Given problem: Find how many lines in the data below include the word "весов", then write only that number.

Exercise inputs:
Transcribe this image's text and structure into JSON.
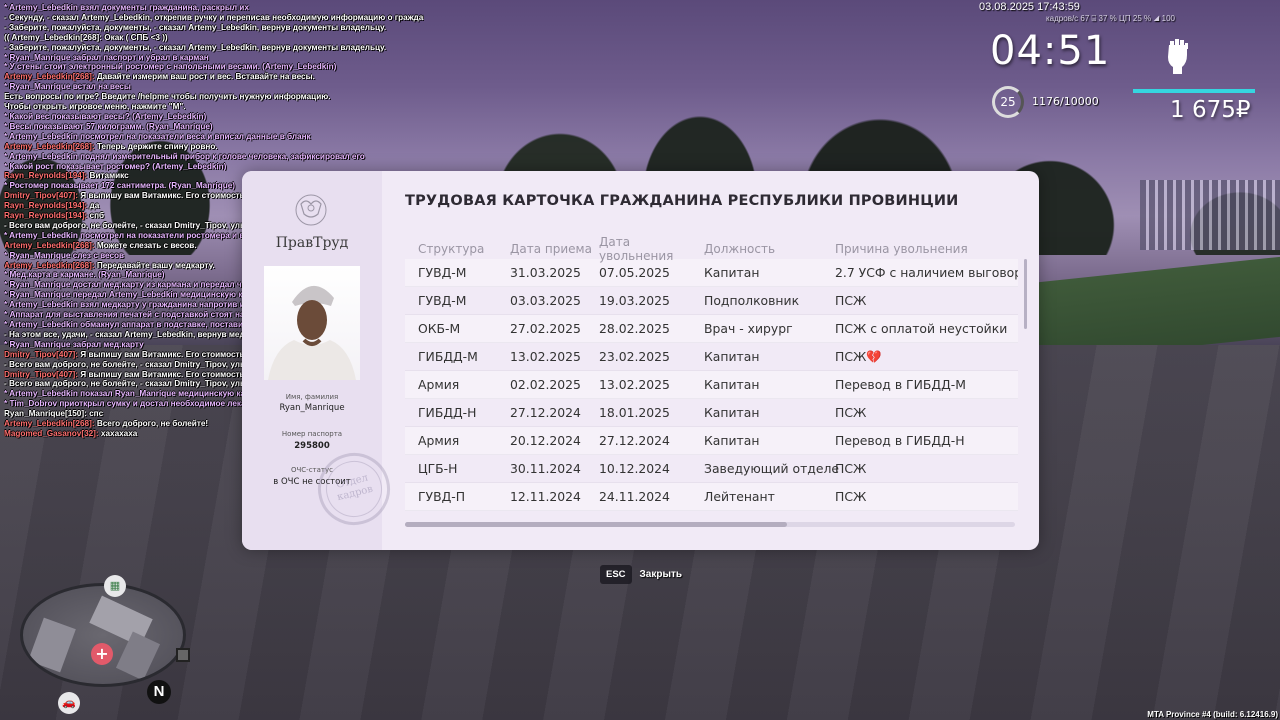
{
  "chat": [
    {
      "who": "",
      "text": "* Artemy_Lebedkin взял документы гражданина, раскрыл их",
      "style": "me"
    },
    {
      "who": "",
      "text": "- Секунду, - сказал Artemy_Lebedkin, открепив ручку и переписав необходимую информацию о гражданине в бланк.",
      "style": "sys"
    },
    {
      "who": "",
      "text": "- Заберите, пожалуйста, документы, - сказал Artemy_Lebedkin, вернув документы владельцу.",
      "style": "sys"
    },
    {
      "who": "",
      "text": "(( Artemy_Lebedkin[268]: Окак  ( СПБ <3 ))",
      "style": "sys"
    },
    {
      "who": "",
      "text": "- Заберите, пожалуйста, документы, - сказал Artemy_Lebedkin, вернув документы владельцу.",
      "style": "sys"
    },
    {
      "who": "",
      "text": "* Ryan_Manrique забрал паспорт и убрал в карман",
      "style": "me"
    },
    {
      "who": "",
      "text": "* У стены стоит электронный ростомер с напольными весами. (Artemy_Lebedkin)",
      "style": "me"
    },
    {
      "who": "Artemy_Lebedkin[268]:",
      "text": " Давайте измерим ваш рост и вес. Вставайте на весы.",
      "style": "sys"
    },
    {
      "who": "",
      "text": "* Ryan_Manrique встал на весы",
      "style": "me"
    },
    {
      "who": "",
      "text": "Есть вопросы по игре? Введите /helpme чтобы получить нужную информацию.",
      "style": "sys"
    },
    {
      "who": "",
      "text": "Чтобы открыть игровое меню, нажмите \"M\".",
      "style": "sys"
    },
    {
      "who": "",
      "text": "* Какой вес показывают весы? (Artemy_Lebedkin)",
      "style": "me"
    },
    {
      "who": "",
      "text": "* Весы показывают 57 килограмм. (Ryan_Manrique)",
      "style": "me"
    },
    {
      "who": "",
      "text": "* Artemy_Lebedkin посмотрел на показатели веса и вписал данные в бланк",
      "style": "me"
    },
    {
      "who": "Artemy_Lebedkin[268]:",
      "text": " Теперь держите спину ровно.",
      "style": "sys"
    },
    {
      "who": "",
      "text": "* Artemy_Lebedkin поднял измерительный прибор к голове человека, зафиксировал его",
      "style": "me"
    },
    {
      "who": "",
      "text": "* Какой рост показывает ростомер? (Artemy_Lebedkin)",
      "style": "me"
    },
    {
      "who": "Rayn_Reynolds[194]:",
      "text": " Витамикс",
      "style": "sys"
    },
    {
      "who": "",
      "text": "* Ростомер показывает 172 сантиметра. (Ryan_Manrique)",
      "style": "me"
    },
    {
      "who": "Dmitry_Tipov[407]:",
      "text": " Я выпишу вам Витамикс. Его стоимость 500 рублей. Вы согласны?",
      "style": "sys"
    },
    {
      "who": "Rayn_Reynolds[194]:",
      "text": " да",
      "style": "sys"
    },
    {
      "who": "Rayn_Reynolds[194]:",
      "text": " спб",
      "style": "sys"
    },
    {
      "who": "",
      "text": "- Всего вам доброго, не болейте, - сказал Dmitry_Tipov, улыбнувшись.",
      "style": "sys"
    },
    {
      "who": "",
      "text": "* Artemy_Lebedkin посмотрел на показатели ростомера и вписал данные в бланк",
      "style": "me"
    },
    {
      "who": "Artemy_Lebedkin[268]:",
      "text": " Можете слезать с весов.",
      "style": "sys"
    },
    {
      "who": "",
      "text": "* Ryan_Manrique слез с весов",
      "style": "me"
    },
    {
      "who": "Artemy_Lebedkin[268]:",
      "text": " Передавайте вашу медкарту.",
      "style": "sys"
    },
    {
      "who": "",
      "text": "* Мед.карта в кармане. (Ryan_Manrique)",
      "style": "me"
    },
    {
      "who": "",
      "text": "* Ryan_Manrique достал мед.карту из кармана и передал человеку напротив",
      "style": "me"
    },
    {
      "who": "",
      "text": "* Ryan_Manrique передал Artemy_Lebedkin медицинскую карту",
      "style": "me"
    },
    {
      "who": "",
      "text": "* Artemy_Lebedkin взял медкарту у гражданина напротив и зафиксировал данные о пациенте в бланк",
      "style": "me"
    },
    {
      "who": "",
      "text": "* Аппарат для выставления печатей с подставкой стоят на столе. (Artemy_Lebedkin)",
      "style": "me"
    },
    {
      "who": "",
      "text": "* Artemy_Lebedkin обмакнул аппарат в подставке, поставил печать",
      "style": "me"
    },
    {
      "who": "",
      "text": "- На этом все, удачи, - сказал Artemy_Lebedkin, вернув мед.карту владельцу.",
      "style": "sys"
    },
    {
      "who": "",
      "text": "* Ryan_Manrique забрал мед.карту",
      "style": "me"
    },
    {
      "who": "Dmitry_Tipov[407]:",
      "text": " Я выпишу вам Витамикс. Его стоимость 500 рублей. Вы согласны?",
      "style": "sys"
    },
    {
      "who": "",
      "text": "- Всего вам доброго, не болейте, - сказал Dmitry_Tipov, улыбнувшись.",
      "style": "sys"
    },
    {
      "who": "Dmitry_Tipov[407]:",
      "text": " Я выпишу вам Витамикс. Его стоимость 500 рублей. Вы согласны?",
      "style": "sys"
    },
    {
      "who": "",
      "text": "- Всего вам доброго, не болейте, - сказал Dmitry_Tipov, улыбнувшись.",
      "style": "sys"
    },
    {
      "who": "",
      "text": "* Artemy_Lebedkin показал Ryan_Manrique медицинскую карту",
      "style": "me"
    },
    {
      "who": "",
      "text": "* Tim_Dobrov приоткрыл сумку и достал необходимое лекарство, после чего употребил его и закрыл сумку",
      "style": "me"
    },
    {
      "who": "",
      "text": "Ryan_Manrique[150]: спс",
      "style": "sys"
    },
    {
      "who": "Artemy_Lebedkin[268]:",
      "text": " Всего доброго, не болейте!",
      "style": "sys"
    },
    {
      "who": "Magomed_Gasanov[32]:",
      "text": " хахахаха",
      "style": "sys"
    }
  ],
  "hud": {
    "datetime": "03.08.2025 17:43:59",
    "stats": "кадров/с  67    ⌸ 37 %    ЦП 25 %    ◢ 100",
    "time": "04:51",
    "level": "25",
    "xp": "1176/10000",
    "money": "1 675₽",
    "accent_color": "#35d6e0"
  },
  "card": {
    "org": "ПравТруд",
    "name_caption": "Имя, фамилия",
    "name": "Ryan_Manrique",
    "passport_caption": "Номер паспорта",
    "passport": "295800",
    "ochs_caption": "ОЧС-статус",
    "ochs": "в ОЧС не состоит",
    "stamp_line1": "Отдел",
    "stamp_line2": "кадров"
  },
  "modal": {
    "title": "ТРУДОВАЯ КАРТОЧКА ГРАЖДАНИНА РЕСПУБЛИКИ ПРОВИНЦИИ",
    "columns": [
      "Структура",
      "Дата приема",
      "Дата увольнения",
      "Должность",
      "Причина увольнения"
    ],
    "rows": [
      [
        "ГУВД-М",
        "31.03.2025",
        "07.05.2025",
        "Капитан",
        "2.7 УСФ с наличием выговора"
      ],
      [
        "ГУВД-М",
        "03.03.2025",
        "19.03.2025",
        "Подполковник",
        "ПСЖ"
      ],
      [
        "ОКБ-М",
        "27.02.2025",
        "28.02.2025",
        "Врач - хирург",
        "ПСЖ с оплатой неустойки"
      ],
      [
        "ГИБДД-М",
        "13.02.2025",
        "23.02.2025",
        "Капитан",
        "ПСЖ💔"
      ],
      [
        "Армия",
        "02.02.2025",
        "13.02.2025",
        "Капитан",
        "Перевод в ГИБДД-М"
      ],
      [
        "ГИБДД-Н",
        "27.12.2024",
        "18.01.2025",
        "Капитан",
        "ПСЖ"
      ],
      [
        "Армия",
        "20.12.2024",
        "27.12.2024",
        "Капитан",
        "Перевод в ГИБДД-Н"
      ],
      [
        "ЦГБ-Н",
        "30.11.2024",
        "10.12.2024",
        "Заведующий отделе",
        "ПСЖ"
      ],
      [
        "ГУВД-П",
        "12.11.2024",
        "24.11.2024",
        "Лейтенант",
        "ПСЖ"
      ]
    ]
  },
  "close_hint": {
    "key": "ESC",
    "label": "Закрыть"
  },
  "minimap": {
    "north": "N"
  },
  "build": "MTA Province #4 (build: 6.12416.9)"
}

Result of the exercise: 2